Problem to solve: Exactly reproduce each record listed below.

------ Given information ------

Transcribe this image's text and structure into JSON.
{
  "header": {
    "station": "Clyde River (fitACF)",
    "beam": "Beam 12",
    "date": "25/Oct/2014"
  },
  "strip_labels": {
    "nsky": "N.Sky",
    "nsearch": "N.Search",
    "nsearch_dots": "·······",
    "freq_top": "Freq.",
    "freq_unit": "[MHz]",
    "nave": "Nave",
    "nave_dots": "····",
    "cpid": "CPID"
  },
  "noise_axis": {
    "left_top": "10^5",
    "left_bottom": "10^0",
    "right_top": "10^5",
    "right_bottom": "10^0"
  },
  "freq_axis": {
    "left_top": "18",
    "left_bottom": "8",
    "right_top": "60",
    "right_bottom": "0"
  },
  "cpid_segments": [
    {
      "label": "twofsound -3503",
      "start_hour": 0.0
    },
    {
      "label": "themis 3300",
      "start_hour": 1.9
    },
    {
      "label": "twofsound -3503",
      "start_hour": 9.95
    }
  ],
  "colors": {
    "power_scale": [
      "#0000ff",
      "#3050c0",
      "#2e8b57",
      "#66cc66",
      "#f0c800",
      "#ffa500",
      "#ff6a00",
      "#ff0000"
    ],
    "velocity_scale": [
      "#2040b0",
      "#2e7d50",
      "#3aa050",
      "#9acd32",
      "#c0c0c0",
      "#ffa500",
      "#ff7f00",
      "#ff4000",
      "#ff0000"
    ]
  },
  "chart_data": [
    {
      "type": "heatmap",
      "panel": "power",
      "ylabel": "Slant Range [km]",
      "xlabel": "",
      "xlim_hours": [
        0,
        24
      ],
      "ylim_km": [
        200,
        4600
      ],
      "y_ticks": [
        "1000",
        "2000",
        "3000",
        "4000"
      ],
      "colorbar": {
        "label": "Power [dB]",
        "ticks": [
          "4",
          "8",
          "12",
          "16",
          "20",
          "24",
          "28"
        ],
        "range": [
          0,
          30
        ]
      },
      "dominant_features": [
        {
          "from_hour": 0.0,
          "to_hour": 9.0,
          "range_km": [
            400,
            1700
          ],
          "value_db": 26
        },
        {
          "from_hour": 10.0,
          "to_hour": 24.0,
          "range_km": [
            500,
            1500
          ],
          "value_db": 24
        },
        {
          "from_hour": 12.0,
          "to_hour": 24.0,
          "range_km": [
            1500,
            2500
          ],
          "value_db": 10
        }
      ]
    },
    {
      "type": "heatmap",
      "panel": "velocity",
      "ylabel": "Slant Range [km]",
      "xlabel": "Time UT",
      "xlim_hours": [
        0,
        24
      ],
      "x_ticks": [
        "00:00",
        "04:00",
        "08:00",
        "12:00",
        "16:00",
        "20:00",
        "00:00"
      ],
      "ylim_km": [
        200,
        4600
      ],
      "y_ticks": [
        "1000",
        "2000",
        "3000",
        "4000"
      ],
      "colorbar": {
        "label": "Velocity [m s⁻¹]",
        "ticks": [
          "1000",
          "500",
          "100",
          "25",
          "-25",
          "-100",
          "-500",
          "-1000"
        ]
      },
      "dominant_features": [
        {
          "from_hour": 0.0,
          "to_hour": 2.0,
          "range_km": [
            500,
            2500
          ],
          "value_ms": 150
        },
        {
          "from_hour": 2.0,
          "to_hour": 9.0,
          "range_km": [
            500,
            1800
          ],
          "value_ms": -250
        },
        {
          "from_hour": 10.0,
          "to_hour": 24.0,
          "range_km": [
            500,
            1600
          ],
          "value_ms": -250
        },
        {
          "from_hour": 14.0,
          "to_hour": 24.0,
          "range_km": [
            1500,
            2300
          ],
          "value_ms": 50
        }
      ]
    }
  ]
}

------

Output for this exercise:
Transcribe this image's text and structure into JSON.
{
  "header": {
    "station": "Clyde River (fitACF)",
    "beam": "Beam 12",
    "date": "25/Oct/2014"
  },
  "strip_labels": {
    "nsky": "N.Sky",
    "nsearch": "N.Search",
    "nsearch_dots": "·······",
    "freq_top": "Freq.",
    "freq_unit": "[MHz]",
    "nave": "Nave",
    "nave_dots": "····",
    "cpid": "CPID"
  },
  "noise_axis": {
    "left_top": "10^5",
    "left_bottom": "10^0",
    "right_top": "10^5",
    "right_bottom": "10^0"
  },
  "freq_axis": {
    "left_top": "18",
    "left_bottom": "8",
    "right_top": "60",
    "right_bottom": "0"
  },
  "cpid_segments": [
    {
      "label": "twofsound -3503",
      "start_hour": 0.0
    },
    {
      "label": "themis 3300",
      "start_hour": 1.9
    },
    {
      "label": "twofsound -3503",
      "start_hour": 9.95
    }
  ],
  "colors": {
    "power_scale": [
      "#0000ff",
      "#3050c0",
      "#2e8b57",
      "#66cc66",
      "#f0c800",
      "#ffa500",
      "#ff6a00",
      "#ff0000"
    ],
    "velocity_scale": [
      "#2040b0",
      "#2e7d50",
      "#3aa050",
      "#9acd32",
      "#c0c0c0",
      "#ffa500",
      "#ff7f00",
      "#ff4000",
      "#ff0000"
    ]
  },
  "chart_data": [
    {
      "type": "heatmap",
      "panel": "power",
      "ylabel": "Slant Range [km]",
      "xlabel": "",
      "xlim_hours": [
        0,
        24
      ],
      "ylim_km": [
        200,
        4600
      ],
      "y_ticks": [
        "1000",
        "2000",
        "3000",
        "4000"
      ],
      "colorbar": {
        "label": "Power [dB]",
        "ticks": [
          "4",
          "8",
          "12",
          "16",
          "20",
          "24",
          "28"
        ],
        "range": [
          0,
          30
        ]
      },
      "dominant_features": [
        {
          "from_hour": 0.0,
          "to_hour": 9.0,
          "range_km": [
            400,
            1700
          ],
          "value_db": 26
        },
        {
          "from_hour": 10.0,
          "to_hour": 24.0,
          "range_km": [
            500,
            1500
          ],
          "value_db": 24
        },
        {
          "from_hour": 12.0,
          "to_hour": 24.0,
          "range_km": [
            1500,
            2500
          ],
          "value_db": 10
        }
      ]
    },
    {
      "type": "heatmap",
      "panel": "velocity",
      "ylabel": "Slant Range [km]",
      "xlabel": "Time UT",
      "xlim_hours": [
        0,
        24
      ],
      "x_ticks": [
        "00:00",
        "04:00",
        "08:00",
        "12:00",
        "16:00",
        "20:00",
        "00:00"
      ],
      "ylim_km": [
        200,
        4600
      ],
      "y_ticks": [
        "1000",
        "2000",
        "3000",
        "4000"
      ],
      "colorbar": {
        "label": "Velocity [m s⁻¹]",
        "ticks": [
          "1000",
          "500",
          "100",
          "25",
          "-25",
          "-100",
          "-500",
          "-1000"
        ]
      },
      "dominant_features": [
        {
          "from_hour": 0.0,
          "to_hour": 2.0,
          "range_km": [
            500,
            2500
          ],
          "value_ms": 150
        },
        {
          "from_hour": 2.0,
          "to_hour": 9.0,
          "range_km": [
            500,
            1800
          ],
          "value_ms": -250
        },
        {
          "from_hour": 10.0,
          "to_hour": 24.0,
          "range_km": [
            500,
            1600
          ],
          "value_ms": -250
        },
        {
          "from_hour": 14.0,
          "to_hour": 24.0,
          "range_km": [
            1500,
            2300
          ],
          "value_ms": 50
        }
      ]
    }
  ]
}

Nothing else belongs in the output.